To do ::
Write out the listing beneath this instruction in its entirety, exactly as it reads.

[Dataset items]
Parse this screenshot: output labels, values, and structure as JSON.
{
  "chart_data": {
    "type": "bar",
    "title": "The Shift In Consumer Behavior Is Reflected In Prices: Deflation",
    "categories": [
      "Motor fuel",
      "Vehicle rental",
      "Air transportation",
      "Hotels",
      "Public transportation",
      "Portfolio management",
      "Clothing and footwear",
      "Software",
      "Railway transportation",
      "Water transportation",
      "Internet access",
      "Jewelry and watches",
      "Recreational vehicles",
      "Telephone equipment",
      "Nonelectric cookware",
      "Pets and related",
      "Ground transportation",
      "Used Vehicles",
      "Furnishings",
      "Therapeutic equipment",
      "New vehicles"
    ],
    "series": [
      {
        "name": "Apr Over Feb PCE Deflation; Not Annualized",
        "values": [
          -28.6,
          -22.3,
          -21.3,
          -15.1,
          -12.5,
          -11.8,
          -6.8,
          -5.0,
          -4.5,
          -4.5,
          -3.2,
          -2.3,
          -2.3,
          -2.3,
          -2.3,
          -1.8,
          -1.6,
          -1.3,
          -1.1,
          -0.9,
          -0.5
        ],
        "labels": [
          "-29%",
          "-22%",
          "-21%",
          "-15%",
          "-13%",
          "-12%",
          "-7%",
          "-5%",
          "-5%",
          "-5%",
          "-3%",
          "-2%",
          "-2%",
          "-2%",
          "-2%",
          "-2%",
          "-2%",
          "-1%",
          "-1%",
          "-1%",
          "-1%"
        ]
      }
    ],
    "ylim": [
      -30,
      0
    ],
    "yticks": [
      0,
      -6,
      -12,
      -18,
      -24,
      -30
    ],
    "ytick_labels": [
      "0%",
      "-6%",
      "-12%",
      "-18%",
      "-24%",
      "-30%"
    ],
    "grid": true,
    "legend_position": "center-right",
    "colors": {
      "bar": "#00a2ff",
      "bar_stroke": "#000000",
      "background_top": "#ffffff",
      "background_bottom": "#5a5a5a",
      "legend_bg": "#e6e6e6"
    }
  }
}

Exercise answer ::
Parse this screenshot: output labels, values, and structure as JSON.
{
  "chart_data": {
    "type": "bar",
    "title": "The Shift In Consumer Behavior Is Reflected In Prices: Deflation",
    "categories": [
      "Motor fuel",
      "Vehicle rental",
      "Air transportation",
      "Hotels",
      "Public transportation",
      "Portfolio management",
      "Clothing and footwear",
      "Software",
      "Railway transportation",
      "Water transportation",
      "Internet access",
      "Jewelry and watches",
      "Recreational vehicles",
      "Telephone equipment",
      "Nonelectric cookware",
      "Pets and related",
      "Ground transportation",
      "Used Vehicles",
      "Furnishings",
      "Therapeutic equipment",
      "New vehicles"
    ],
    "series": [
      {
        "name": "Apr Over Feb PCE Deflation; Not Annualized",
        "values": [
          -28.6,
          -22.3,
          -21.3,
          -15.1,
          -12.5,
          -11.8,
          -6.8,
          -5.0,
          -4.5,
          -4.5,
          -3.2,
          -2.3,
          -2.3,
          -2.3,
          -2.3,
          -1.8,
          -1.6,
          -1.3,
          -1.1,
          -0.9,
          -0.5
        ],
        "labels": [
          "-29%",
          "-22%",
          "-21%",
          "-15%",
          "-13%",
          "-12%",
          "-7%",
          "-5%",
          "-5%",
          "-5%",
          "-3%",
          "-2%",
          "-2%",
          "-2%",
          "-2%",
          "-2%",
          "-2%",
          "-1%",
          "-1%",
          "-1%",
          "-1%"
        ]
      }
    ],
    "ylim": [
      -30,
      0
    ],
    "yticks": [
      0,
      -6,
      -12,
      -18,
      -24,
      -30
    ],
    "ytick_labels": [
      "0%",
      "-6%",
      "-12%",
      "-18%",
      "-24%",
      "-30%"
    ],
    "grid": true,
    "legend_position": "center-right",
    "colors": {
      "bar": "#00a2ff",
      "bar_stroke": "#000000",
      "background_top": "#ffffff",
      "background_bottom": "#5a5a5a",
      "legend_bg": "#e6e6e6"
    }
  }
}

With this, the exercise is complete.